Supplied information:
** start **

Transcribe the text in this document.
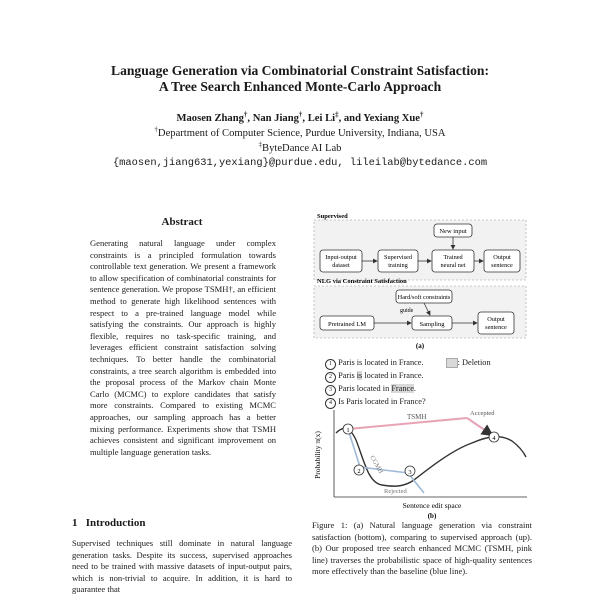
Language Generation via Combinatorial Constraint Satisfaction:
A Tree Search Enhanced Monte-Carlo Approach
Maosen Zhang†, Nan Jiang†, Lei Li‡, and Yexiang Xue†
†Department of Computer Science, Purdue University, Indiana, USA
‡ByteDance AI Lab
{maosen,jiang631,yexiang}@purdue.edu, lileilab@bytedance.com
Abstract
Generating natural language under complex constraints is a principled formulation towards controllable text generation. We present a framework to allow specification of combinatorial constraints for sentence generation. We propose TSMH†, an efficient method to generate high likelihood sentences with respect to a pre-trained language model while satisfying the constraints. Our approach is highly flexible, requires no task-specific training, and leverages efficient constraint satisfaction solving techniques. To better handle the combinatorial constraints, a tree search algorithm is embedded into the proposal process of the Markov chain Monte Carlo (MCMC) to explore candidates that satisfy more constraints. Compared to existing MCMC approaches, our sampling approach has a better mixing performance. Experiments show that TSMH achieves consistent and significant improvement on multiple language generation tasks.
1 Introduction
Supervised techniques still dominate in natural language generation tasks. Despite its success, supervised approaches need to be trained with massive datasets of input-output pairs, which is non-trivial to acquire. In addition, it is hard to guarantee that
Supervised
New input
Input-output
dataset
Supervised
training
Trained
neural net
Output
sentence
NLG via Constraint Satisfaction
Hard/soft constraints
guide
Pretrained LM	Sampling
Output
sentence
(a)
1 Paris is located in France.	: Deletion
2 Paris is located in France.
3 Paris located in France.
4 Is Paris located in France?
Probability π(x)
Sentence edit space
TSMH	Accepted
CGMH
Rejected
1
2	3
4
(b)
Figure 1: (a) Natural language generation via constraint satisfaction (bottom), comparing to supervised approach (up). (b) Our proposed tree search enhanced MCMC (TSMH, pink line) traverses the probabilistic space of high-quality sentences more effectively than the baseline (blue line).
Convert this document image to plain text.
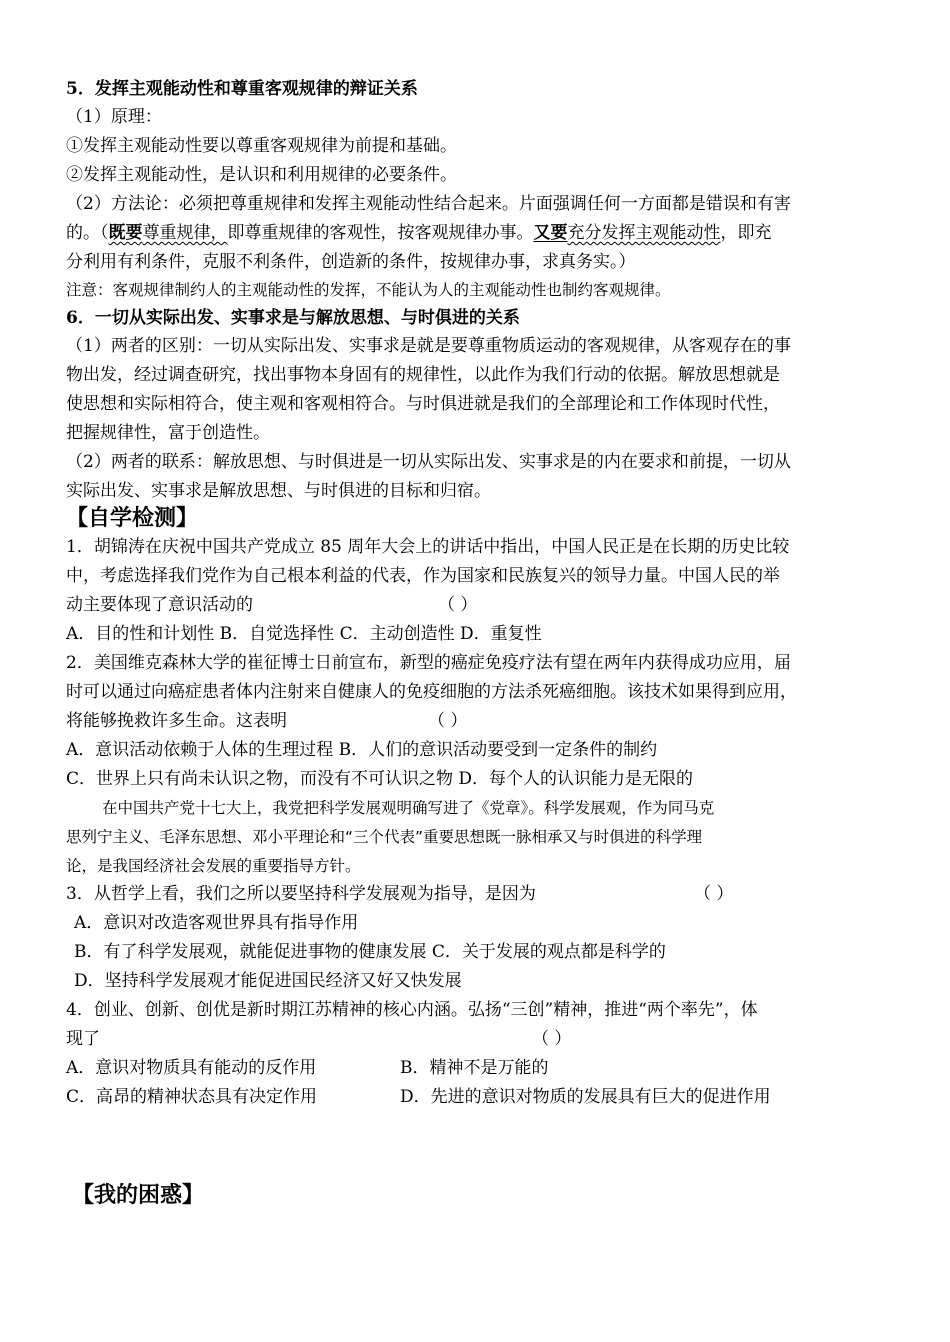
5．发挥主观能动性和尊重客观规律的辩证关系
（1）原理：
①发挥主观能动性要以尊重客观规律为前提和基础。
②发挥主观能动性，是认识和利用规律的必要条件。
（2）方法论：必须把尊重规律和发挥主观能动性结合起来。片面强调任何一方面都是错误和有害
的。（既要尊重规律，即尊重规律的客观性，按客观规律办事。又要充分发挥主观能动性，即充
分利用有利条件，克服不利条件，创造新的条件，按规律办事，求真务实。）
注意：客观规律制约人的主观能动性的发挥，不能认为人的主观能动性也制约客观规律。
6．一切从实际出发、实事求是与解放思想、与时俱进的关系
（1）两者的区别：一切从实际出发、实事求是就是要尊重物质运动的客观规律，从客观存在的事
物出发，经过调查研究，找出事物本身固有的规律性，以此作为我们行动的依据。解放思想就是
使思想和实际相符合，使主观和客观相符合。与时俱进就是我们的全部理论和工作体现时代性，
把握规律性，富于创造性。
（2）两者的联系：解放思想、与时俱进是一切从实际出发、实事求是的内在要求和前提，一切从
实际出发、实事求是解放思想、与时俱进的目标和归宿。
【自学检测】
1．胡锦涛在庆祝中国共产党成立 85 周年大会上的讲话中指出，中国人民正是在长期的历史比较
中，考虑选择我们党作为自己根本利益的代表，作为国家和民族复兴的领导力量。中国人民的举
动主要体现了意识活动的	（ ）
A．目的性和计划性 B．自觉选择性 C．主动创造性 D．重复性
2．美国维克森林大学的崔征博士日前宣布，新型的癌症免疫疗法有望在两年内获得成功应用，届
时可以通过向癌症患者体内注射来自健康人的免疫细胞的方法杀死癌细胞。该技术如果得到应用，
将能够挽救许多生命。这表明	（ ）
A．意识活动依赖于人体的生理过程 B．人们的意识活动要受到一定条件的制约
C．世界上只有尚未认识之物，而没有不可认识之物 D．每个人的认识能力是无限的
在中国共产党十七大上，我党把科学发展观明确写进了《党章》。科学发展观，作为同马克
思列宁主义、毛泽东思想、邓小平理论和“三个代表”重要思想既一脉相承又与时俱进的科学理
论，是我国经济社会发展的重要指导方针。
3．从哲学上看，我们之所以要坚持科学发展观为指导，是因为	（ ）
A．意识对改造客观世界具有指导作用
B．有了科学发展观，就能促进事物的健康发展 C．关于发展的观点都是科学的
D．坚持科学发展观才能促进国民经济又好又快发展
4．创业、创新、创优是新时期江苏精神的核心内涵。弘扬“三创”精神，推进“两个率先”，体
现了	（ ）
A．意识对物质具有能动的反作用	B．精神不是万能的
C．高昂的精神状态具有决定作用	D．先进的意识对物质的发展具有巨大的促进作用
【我的困惑】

** end **

Exercise details: Repeat the lines above exactly, and keep every picture out.

Solution for this problem:
Transcribe the text in this document.
Language Generation via Combinatorial Constraint Satisfaction:
A Tree Search Enhanced Monte-Carlo Approach
Maosen Zhang†, Nan Jiang†, Lei Li‡, and Yexiang Xue†
†Department of Computer Science, Purdue University, Indiana, USA
‡ByteDance AI Lab
{maosen,jiang631,yexiang}@purdue.edu, lileilab@bytedance.com
Abstract
Generating natural language under complex constraints is a principled formulation towards controllable text generation. We present a framework to allow specification of combinatorial constraints for sentence generation. We propose TSMH†, an efficient method to generate high likelihood sentences with respect to a pre-trained language model while satisfying the constraints. Our approach is highly flexible, requires no task-specific training, and leverages efficient constraint satisfaction solving techniques. To better handle the combinatorial constraints, a tree search algorithm is embedded into the proposal process of the Markov chain Monte Carlo (MCMC) to explore candidates that satisfy more constraints. Compared to existing MCMC approaches, our sampling approach has a better mixing performance. Experiments show that TSMH achieves consistent and significant improvement on multiple language generation tasks.
1 Introduction
Supervised techniques still dominate in natural language generation tasks. Despite its success, supervised approaches need to be trained with massive datasets of input-output pairs, which is non-trivial to acquire. In addition, it is hard to guarantee that
Supervised
New input
Input-output
dataset
Supervised
training
Trained
neural net
Output
sentence
NLG via Constraint Satisfaction
Hard/soft constraints
guide
Pretrained LM	Sampling
Output
sentence
(a)
1 Paris is located in France.	: Deletion
2 Paris is located in France.
3 Paris located in France.
4 Is Paris located in France?
Probability π(x)
Sentence edit space
TSMH	Accepted
CGMH
Rejected
1
2	3
4
(b)
Figure 1: (a) Natural language generation via constraint satisfaction (bottom), comparing to supervised approach (up). (b) Our proposed tree search enhanced MCMC (TSMH, pink line) traverses the probabilistic space of high-quality sentences more effectively than the baseline (blue line).
Convert this document image to plain text.
5．发挥主观能动性和尊重客观规律的辩证关系
（1）原理：
①发挥主观能动性要以尊重客观规律为前提和基础。
②发挥主观能动性，是认识和利用规律的必要条件。
（2）方法论：必须把尊重规律和发挥主观能动性结合起来。片面强调任何一方面都是错误和有害
的。（既要尊重规律，即尊重规律的客观性，按客观规律办事。又要充分发挥主观能动性，即充
分利用有利条件，克服不利条件，创造新的条件，按规律办事，求真务实。）
注意：客观规律制约人的主观能动性的发挥，不能认为人的主观能动性也制约客观规律。
6．一切从实际出发、实事求是与解放思想、与时俱进的关系
（1）两者的区别：一切从实际出发、实事求是就是要尊重物质运动的客观规律，从客观存在的事
物出发，经过调查研究，找出事物本身固有的规律性，以此作为我们行动的依据。解放思想就是
使思想和实际相符合，使主观和客观相符合。与时俱进就是我们的全部理论和工作体现时代性，
把握规律性，富于创造性。
（2）两者的联系：解放思想、与时俱进是一切从实际出发、实事求是的内在要求和前提，一切从
实际出发、实事求是解放思想、与时俱进的目标和归宿。
【自学检测】
1．胡锦涛在庆祝中国共产党成立 85 周年大会上的讲话中指出，中国人民正是在长期的历史比较
中，考虑选择我们党作为自己根本利益的代表，作为国家和民族复兴的领导力量。中国人民的举
动主要体现了意识活动的	（ ）
A．目的性和计划性 B．自觉选择性 C．主动创造性 D．重复性
2．美国维克森林大学的崔征博士日前宣布，新型的癌症免疫疗法有望在两年内获得成功应用，届
时可以通过向癌症患者体内注射来自健康人的免疫细胞的方法杀死癌细胞。该技术如果得到应用，
将能够挽救许多生命。这表明	（ ）
A．意识活动依赖于人体的生理过程 B．人们的意识活动要受到一定条件的制约
C．世界上只有尚未认识之物，而没有不可认识之物 D．每个人的认识能力是无限的
在中国共产党十七大上，我党把科学发展观明确写进了《党章》。科学发展观，作为同马克
思列宁主义、毛泽东思想、邓小平理论和“三个代表”重要思想既一脉相承又与时俱进的科学理
论，是我国经济社会发展的重要指导方针。
3．从哲学上看，我们之所以要坚持科学发展观为指导，是因为	（ ）
A．意识对改造客观世界具有指导作用
B．有了科学发展观，就能促进事物的健康发展 C．关于发展的观点都是科学的
D．坚持科学发展观才能促进国民经济又好又快发展
4．创业、创新、创优是新时期江苏精神的核心内涵。弘扬“三创”精神，推进“两个率先”，体
现了	（ ）
A．意识对物质具有能动的反作用	B．精神不是万能的
C．高昂的精神状态具有决定作用	D．先进的意识对物质的发展具有巨大的促进作用
【我的困惑】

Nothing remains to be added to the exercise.